INPUT ROWS:

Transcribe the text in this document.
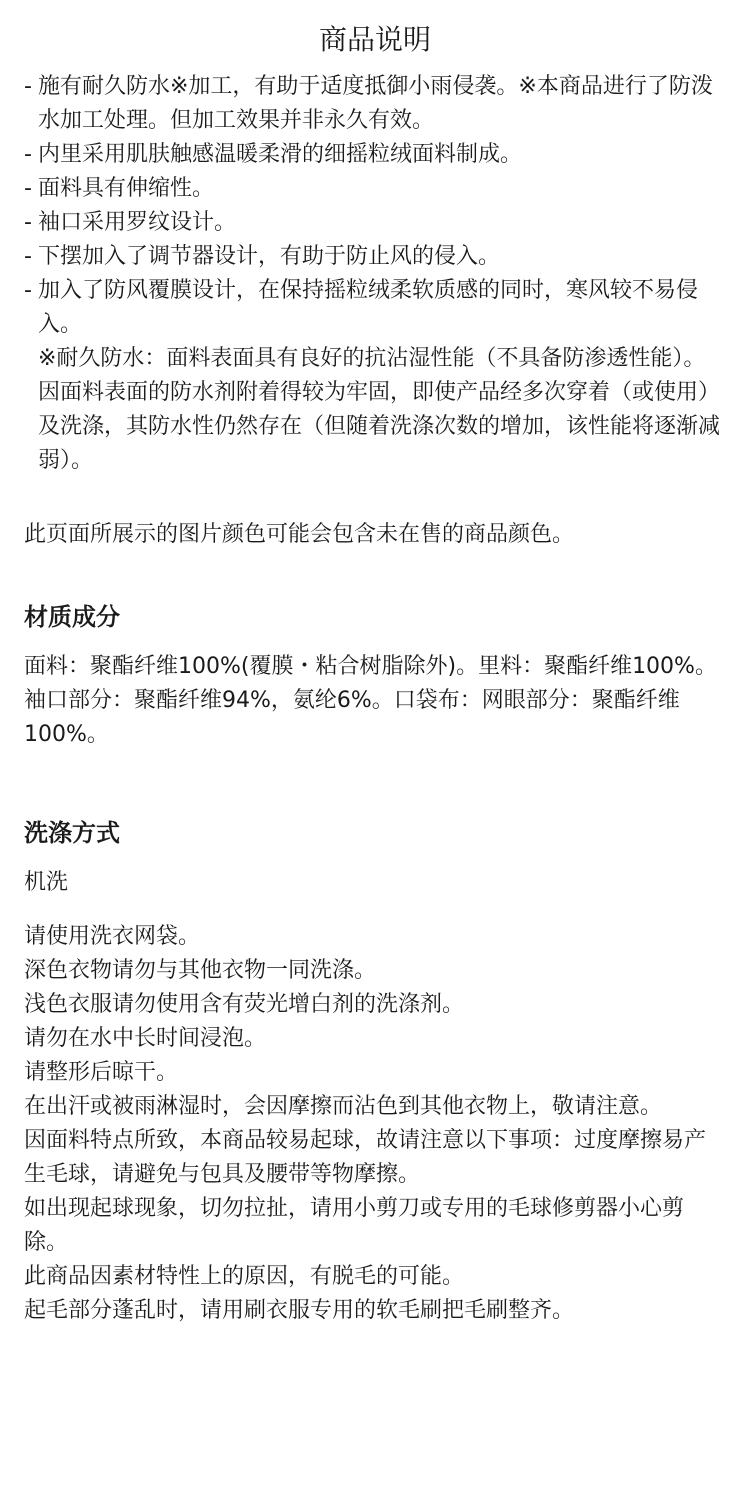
商品说明
- 施有耐久防水※加工，有助于适度抵御小雨侵袭。※本商品进行了防泼水加工处理。但加工效果并非永久有效。
- 内里采用肌肤触感温暖柔滑的细摇粒绒面料制成。
- 面料具有伸缩性。
- 袖口采用罗纹设计。
- 下摆加入了调节器设计，有助于防止风的侵入。
- 加入了防风覆膜设计，在保持摇粒绒柔软质感的同时，寒风较不易侵入。

※耐久防水：面料表面具有良好的抗沾湿性能（不具备防渗透性能）。因面料表面的防水剂附着得较为牢固，即使产品经多次穿着（或使用）及洗涤，其防水性仍然存在（但随着洗涤次数的增加，该性能将逐渐减弱）。

此页面所展示的图片颜色可能会包含未在售的商品颜色。

材质成分

面料：聚酯纤维100%(覆膜・粘合树脂除外)。里料：聚酯纤维100%。袖口部分：聚酯纤维94%，氨纶6%。口袋布：网眼部分：聚酯纤维100%。

洗涤方式

机洗

请使用洗衣网袋。
深色衣物请勿与其他衣物一同洗涤。
浅色衣服请勿使用含有荧光增白剂的洗涤剂。
请勿在水中长时间浸泡。
请整形后晾干。
在出汗或被雨淋湿时，会因摩擦而沾色到其他衣物上，敬请注意。
因面料特点所致，本商品较易起球，故请注意以下事项：过度摩擦易产生毛球，请避免与包具及腰带等物摩擦。
如出现起球现象，切勿拉扯，请用小剪刀或专用的毛球修剪器小心剪除。
此商品因素材特性上的原因，有脱毛的可能。
起毛部分蓬乱时，请用刷衣服专用的软毛刷把毛刷整齐。
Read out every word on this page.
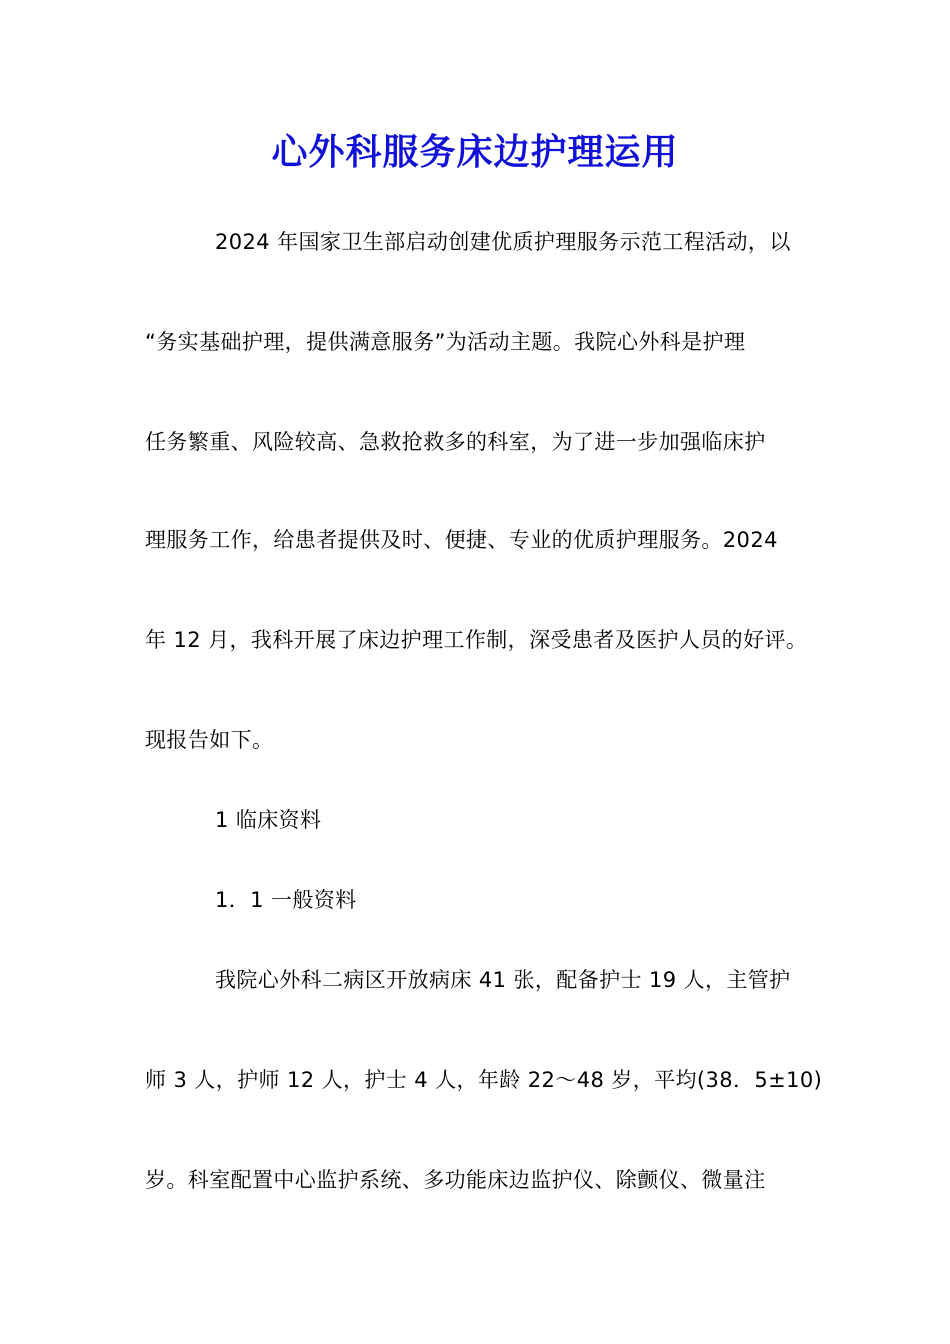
心外科服务床边护理运用
2024 年国家卫生部启动创建优质护理服务示范工程活动，以
“务实基础护理，提供满意服务”为活动主题。我院心外科是护理
任务繁重、风险较高、急救抢救多的科室，为了进一步加强临床护
理服务工作，给患者提供及时、便捷、专业的优质护理服务。2024
年 12 月，我科开展了床边护理工作制，深受患者及医护人员的好评。
现报告如下。
1 临床资料
1．1 一般资料
我院心外科二病区开放病床 41 张，配备护士 19 人，主管护
师 3 人，护师 12 人，护士 4 人，年龄 22～48 岁，平均(38．5±10)
岁。科室配置中心监护系统、多功能床边监护仪、除颤仪、微量注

INSTRUCTIONS FOR THE TASK:
Copy verbatim the span that opens at the line with "Read out every word on this page." and closes at the final line of the listing. Do not carry over any pictures.

TASK RESULT:
Read out every word on this page.
心外科服务床边护理运用
2024 年国家卫生部启动创建优质护理服务示范工程活动，以
“务实基础护理，提供满意服务”为活动主题。我院心外科是护理
任务繁重、风险较高、急救抢救多的科室，为了进一步加强临床护
理服务工作，给患者提供及时、便捷、专业的优质护理服务。2024
年 12 月，我科开展了床边护理工作制，深受患者及医护人员的好评。
现报告如下。
1 临床资料
1．1 一般资料
我院心外科二病区开放病床 41 张，配备护士 19 人，主管护
师 3 人，护师 12 人，护士 4 人，年龄 22～48 岁，平均(38．5±10)
岁。科室配置中心监护系统、多功能床边监护仪、除颤仪、微量注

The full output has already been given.